What the exercise asks: Every line below is to be copied exactly, with the pictures left out.

Records shown:
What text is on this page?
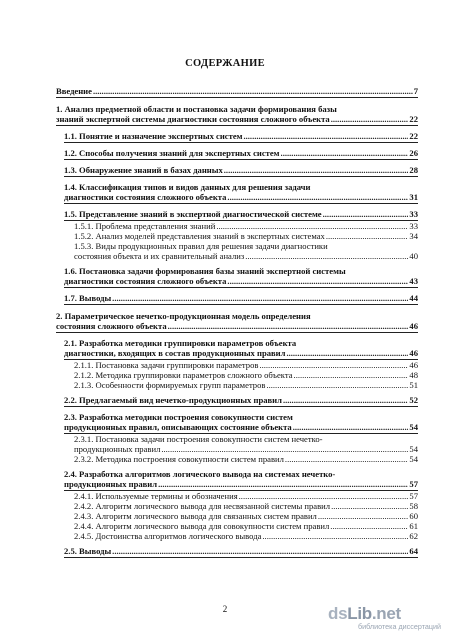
СОДЕРЖАНИЕ
Введение .....	7
1. Анализ предметной области и постановка задачи формирования базы
знаний экспертной системы диагностики состояния сложного объекта .....	22
1.1. Понятие и назначение экспертных систем .....	22
1.2. Способы получения знаний для экспертных систем .....	26
1.3. Обнаружение знаний в базах данных .....	28
1.4. Классификация типов и видов данных для решения задачи
диагностики состояния сложного объекта .....	31
1.5. Представление знаний в экспертной диагностической системе .....	33
1.5.1. Проблема представления знаний .....	33
1.5.2. Анализ моделей представления знаний в экспертных системах .....	34
1.5.3. Виды продукционных правил для решения задачи диагностики
состояния объекта и их сравнительный анализ .....	40
1.6. Постановка задачи формирования базы знаний экспертной системы
диагностики состояния сложного объекта .....	43
1.7. Выводы .....	44
2. Параметрическое нечетко-продукционная модель определения
состояния сложного объекта .....	46
2.1. Разработка методики группировки параметров объекта
диагностики, входящих в состав продукционных правил .....	46
2.1.1. Постановка задачи группировки параметров .....	46
2.1.2. Методика группировки параметров сложного объекта .....	48
2.1.3. Особенности формируемых групп параметров .....	51
2.2. Предлагаемый вид нечетко-продукционных правил .....	52
2.3. Разработка методики построения совокупности систем
продукционных правил, описывающих состояние объекта .....	54
2.3.1. Постановка задачи построения совокупности систем нечетко-
продукционных правил .....	54
2.3.2. Методика построения совокупности систем правил .....	54
2.4. Разработка алгоритмов логического вывода на системах нечетко-
продукционных правил .....	57
2.4.1. Используемые термины и обозначения .....	57
2.4.2. Алгоритм логического вывода для несвязанной системы правил .....	58
2.4.3. Алгоритм логического вывода для связанных систем правил .....	60
2.4.4. Алгоритм логического вывода для совокупности систем правил .....	61
2.4.5. Достоинства алгоритмов логического вывода .....	62
2.5. Выводы .....	64
2	dsLib.net
библиотека диссертаций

Task solution:
What text is on this page?
СОДЕРЖАНИЕ
Введение .....	7
1. Анализ предметной области и постановка задачи формирования базы
знаний экспертной системы диагностики состояния сложного объекта .....	22
1.1. Понятие и назначение экспертных систем .....	22
1.2. Способы получения знаний для экспертных систем .....	26
1.3. Обнаружение знаний в базах данных .....	28
1.4. Классификация типов и видов данных для решения задачи
диагностики состояния сложного объекта .....	31
1.5. Представление знаний в экспертной диагностической системе .....	33
1.5.1. Проблема представления знаний .....	33
1.5.2. Анализ моделей представления знаний в экспертных системах .....	34
1.5.3. Виды продукционных правил для решения задачи диагностики
состояния объекта и их сравнительный анализ .....	40
1.6. Постановка задачи формирования базы знаний экспертной системы
диагностики состояния сложного объекта .....	43
1.7. Выводы .....	44
2. Параметрическое нечетко-продукционная модель определения
состояния сложного объекта .....	46
2.1. Разработка методики группировки параметров объекта
диагностики, входящих в состав продукционных правил .....	46
2.1.1. Постановка задачи группировки параметров .....	46
2.1.2. Методика группировки параметров сложного объекта .....	48
2.1.3. Особенности формируемых групп параметров .....	51
2.2. Предлагаемый вид нечетко-продукционных правил .....	52
2.3. Разработка методики построения совокупности систем
продукционных правил, описывающих состояние объекта .....	54
2.3.1. Постановка задачи построения совокупности систем нечетко-
продукционных правил .....	54
2.3.2. Методика построения совокупности систем правил .....	54
2.4. Разработка алгоритмов логического вывода на системах нечетко-
продукционных правил .....	57
2.4.1. Используемые термины и обозначения .....	57
2.4.2. Алгоритм логического вывода для несвязанной системы правил .....	58
2.4.3. Алгоритм логического вывода для связанных систем правил .....	60
2.4.4. Алгоритм логического вывода для совокупности систем правил .....	61
2.4.5. Достоинства алгоритмов логического вывода .....	62
2.5. Выводы .....	64
2	dsLib.net
библиотека диссертаций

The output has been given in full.